Short task
Can the data below be echoed back word for word?

Data items

--------------------

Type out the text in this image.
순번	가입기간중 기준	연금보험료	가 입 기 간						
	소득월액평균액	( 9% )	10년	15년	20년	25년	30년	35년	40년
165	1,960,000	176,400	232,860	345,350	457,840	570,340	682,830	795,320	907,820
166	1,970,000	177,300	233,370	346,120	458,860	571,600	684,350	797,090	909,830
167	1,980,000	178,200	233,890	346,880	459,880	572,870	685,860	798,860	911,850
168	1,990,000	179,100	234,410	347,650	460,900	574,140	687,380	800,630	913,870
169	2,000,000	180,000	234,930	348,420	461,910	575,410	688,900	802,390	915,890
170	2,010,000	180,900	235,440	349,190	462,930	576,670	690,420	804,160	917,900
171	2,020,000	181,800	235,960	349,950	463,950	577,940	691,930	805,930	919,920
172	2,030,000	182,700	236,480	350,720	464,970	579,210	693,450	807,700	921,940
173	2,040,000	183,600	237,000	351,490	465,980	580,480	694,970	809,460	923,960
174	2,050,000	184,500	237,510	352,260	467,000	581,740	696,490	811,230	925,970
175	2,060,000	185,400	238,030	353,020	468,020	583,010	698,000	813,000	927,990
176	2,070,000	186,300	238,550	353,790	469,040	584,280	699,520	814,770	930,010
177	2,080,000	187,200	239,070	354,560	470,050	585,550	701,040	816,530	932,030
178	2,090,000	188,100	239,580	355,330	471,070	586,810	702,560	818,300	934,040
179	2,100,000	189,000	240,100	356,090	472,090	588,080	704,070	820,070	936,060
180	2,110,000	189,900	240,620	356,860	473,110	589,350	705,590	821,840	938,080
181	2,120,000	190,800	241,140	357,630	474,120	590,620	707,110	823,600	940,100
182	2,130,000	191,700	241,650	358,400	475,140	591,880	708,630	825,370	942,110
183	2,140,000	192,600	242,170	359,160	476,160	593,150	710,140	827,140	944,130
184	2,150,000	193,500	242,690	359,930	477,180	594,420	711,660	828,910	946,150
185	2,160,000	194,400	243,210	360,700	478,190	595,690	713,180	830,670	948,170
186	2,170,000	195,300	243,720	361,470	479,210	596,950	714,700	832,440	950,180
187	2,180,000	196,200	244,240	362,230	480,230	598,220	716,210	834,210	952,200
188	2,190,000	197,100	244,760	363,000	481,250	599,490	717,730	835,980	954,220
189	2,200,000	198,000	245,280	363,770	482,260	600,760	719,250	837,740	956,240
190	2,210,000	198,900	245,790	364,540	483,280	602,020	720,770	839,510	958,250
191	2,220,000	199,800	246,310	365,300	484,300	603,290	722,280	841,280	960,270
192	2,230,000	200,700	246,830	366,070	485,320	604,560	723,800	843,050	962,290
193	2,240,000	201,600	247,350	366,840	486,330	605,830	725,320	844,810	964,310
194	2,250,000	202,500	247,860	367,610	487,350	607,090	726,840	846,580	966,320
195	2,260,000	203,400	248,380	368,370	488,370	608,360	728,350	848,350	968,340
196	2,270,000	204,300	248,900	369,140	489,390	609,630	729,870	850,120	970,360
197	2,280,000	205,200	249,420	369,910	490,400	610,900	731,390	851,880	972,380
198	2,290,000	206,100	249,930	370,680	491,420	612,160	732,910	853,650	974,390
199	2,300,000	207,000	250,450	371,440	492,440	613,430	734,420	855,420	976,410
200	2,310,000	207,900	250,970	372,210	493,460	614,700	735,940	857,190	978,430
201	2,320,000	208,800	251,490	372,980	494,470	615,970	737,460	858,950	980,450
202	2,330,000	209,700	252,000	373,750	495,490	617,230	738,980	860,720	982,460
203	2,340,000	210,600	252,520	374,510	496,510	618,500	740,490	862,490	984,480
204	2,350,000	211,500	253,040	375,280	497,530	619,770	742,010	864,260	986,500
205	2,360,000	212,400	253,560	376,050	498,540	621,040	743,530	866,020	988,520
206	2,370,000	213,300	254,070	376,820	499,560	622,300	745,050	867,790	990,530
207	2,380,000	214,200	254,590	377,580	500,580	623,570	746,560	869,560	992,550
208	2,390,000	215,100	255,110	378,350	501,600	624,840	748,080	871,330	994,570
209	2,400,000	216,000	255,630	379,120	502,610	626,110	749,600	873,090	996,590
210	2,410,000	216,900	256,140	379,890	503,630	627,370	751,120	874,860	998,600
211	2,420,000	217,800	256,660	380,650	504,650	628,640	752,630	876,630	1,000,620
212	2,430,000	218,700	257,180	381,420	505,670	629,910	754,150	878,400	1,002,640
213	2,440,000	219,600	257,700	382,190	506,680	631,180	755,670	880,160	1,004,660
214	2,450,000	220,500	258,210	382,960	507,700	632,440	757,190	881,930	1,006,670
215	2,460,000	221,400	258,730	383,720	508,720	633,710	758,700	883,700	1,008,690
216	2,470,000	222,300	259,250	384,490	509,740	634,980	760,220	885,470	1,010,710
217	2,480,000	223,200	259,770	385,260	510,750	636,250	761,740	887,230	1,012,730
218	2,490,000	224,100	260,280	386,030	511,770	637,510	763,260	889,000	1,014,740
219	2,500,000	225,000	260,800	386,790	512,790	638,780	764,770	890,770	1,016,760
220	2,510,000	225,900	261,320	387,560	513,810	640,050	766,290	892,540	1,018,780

--------------------

Complete output
Type out the text in this image.
순번	가입기간중 기준	연금보험료	가 입 기 간						
	소득월액평균액	( 9% )	10년	15년	20년	25년	30년	35년	40년
165	1,960,000	176,400	232,860	345,350	457,840	570,340	682,830	795,320	907,820
166	1,970,000	177,300	233,370	346,120	458,860	571,600	684,350	797,090	909,830
167	1,980,000	178,200	233,890	346,880	459,880	572,870	685,860	798,860	911,850
168	1,990,000	179,100	234,410	347,650	460,900	574,140	687,380	800,630	913,870
169	2,000,000	180,000	234,930	348,420	461,910	575,410	688,900	802,390	915,890
170	2,010,000	180,900	235,440	349,190	462,930	576,670	690,420	804,160	917,900
171	2,020,000	181,800	235,960	349,950	463,950	577,940	691,930	805,930	919,920
172	2,030,000	182,700	236,480	350,720	464,970	579,210	693,450	807,700	921,940
173	2,040,000	183,600	237,000	351,490	465,980	580,480	694,970	809,460	923,960
174	2,050,000	184,500	237,510	352,260	467,000	581,740	696,490	811,230	925,970
175	2,060,000	185,400	238,030	353,020	468,020	583,010	698,000	813,000	927,990
176	2,070,000	186,300	238,550	353,790	469,040	584,280	699,520	814,770	930,010
177	2,080,000	187,200	239,070	354,560	470,050	585,550	701,040	816,530	932,030
178	2,090,000	188,100	239,580	355,330	471,070	586,810	702,560	818,300	934,040
179	2,100,000	189,000	240,100	356,090	472,090	588,080	704,070	820,070	936,060
180	2,110,000	189,900	240,620	356,860	473,110	589,350	705,590	821,840	938,080
181	2,120,000	190,800	241,140	357,630	474,120	590,620	707,110	823,600	940,100
182	2,130,000	191,700	241,650	358,400	475,140	591,880	708,630	825,370	942,110
183	2,140,000	192,600	242,170	359,160	476,160	593,150	710,140	827,140	944,130
184	2,150,000	193,500	242,690	359,930	477,180	594,420	711,660	828,910	946,150
185	2,160,000	194,400	243,210	360,700	478,190	595,690	713,180	830,670	948,170
186	2,170,000	195,300	243,720	361,470	479,210	596,950	714,700	832,440	950,180
187	2,180,000	196,200	244,240	362,230	480,230	598,220	716,210	834,210	952,200
188	2,190,000	197,100	244,760	363,000	481,250	599,490	717,730	835,980	954,220
189	2,200,000	198,000	245,280	363,770	482,260	600,760	719,250	837,740	956,240
190	2,210,000	198,900	245,790	364,540	483,280	602,020	720,770	839,510	958,250
191	2,220,000	199,800	246,310	365,300	484,300	603,290	722,280	841,280	960,270
192	2,230,000	200,700	246,830	366,070	485,320	604,560	723,800	843,050	962,290
193	2,240,000	201,600	247,350	366,840	486,330	605,830	725,320	844,810	964,310
194	2,250,000	202,500	247,860	367,610	487,350	607,090	726,840	846,580	966,320
195	2,260,000	203,400	248,380	368,370	488,370	608,360	728,350	848,350	968,340
196	2,270,000	204,300	248,900	369,140	489,390	609,630	729,870	850,120	970,360
197	2,280,000	205,200	249,420	369,910	490,400	610,900	731,390	851,880	972,380
198	2,290,000	206,100	249,930	370,680	491,420	612,160	732,910	853,650	974,390
199	2,300,000	207,000	250,450	371,440	492,440	613,430	734,420	855,420	976,410
200	2,310,000	207,900	250,970	372,210	493,460	614,700	735,940	857,190	978,430
201	2,320,000	208,800	251,490	372,980	494,470	615,970	737,460	858,950	980,450
202	2,330,000	209,700	252,000	373,750	495,490	617,230	738,980	860,720	982,460
203	2,340,000	210,600	252,520	374,510	496,510	618,500	740,490	862,490	984,480
204	2,350,000	211,500	253,040	375,280	497,530	619,770	742,010	864,260	986,500
205	2,360,000	212,400	253,560	376,050	498,540	621,040	743,530	866,020	988,520
206	2,370,000	213,300	254,070	376,820	499,560	622,300	745,050	867,790	990,530
207	2,380,000	214,200	254,590	377,580	500,580	623,570	746,560	869,560	992,550
208	2,390,000	215,100	255,110	378,350	501,600	624,840	748,080	871,330	994,570
209	2,400,000	216,000	255,630	379,120	502,610	626,110	749,600	873,090	996,590
210	2,410,000	216,900	256,140	379,890	503,630	627,370	751,120	874,860	998,600
211	2,420,000	217,800	256,660	380,650	504,650	628,640	752,630	876,630	1,000,620
212	2,430,000	218,700	257,180	381,420	505,670	629,910	754,150	878,400	1,002,640
213	2,440,000	219,600	257,700	382,190	506,680	631,180	755,670	880,160	1,004,660
214	2,450,000	220,500	258,210	382,960	507,700	632,440	757,190	881,930	1,006,670
215	2,460,000	221,400	258,730	383,720	508,720	633,710	758,700	883,700	1,008,690
216	2,470,000	222,300	259,250	384,490	509,740	634,980	760,220	885,470	1,010,710
217	2,480,000	223,200	259,770	385,260	510,750	636,250	761,740	887,230	1,012,730
218	2,490,000	224,100	260,280	386,030	511,770	637,510	763,260	889,000	1,014,740
219	2,500,000	225,000	260,800	386,790	512,790	638,780	764,770	890,770	1,016,760
220	2,510,000	225,900	261,320	387,560	513,810	640,050	766,290	892,540	1,018,780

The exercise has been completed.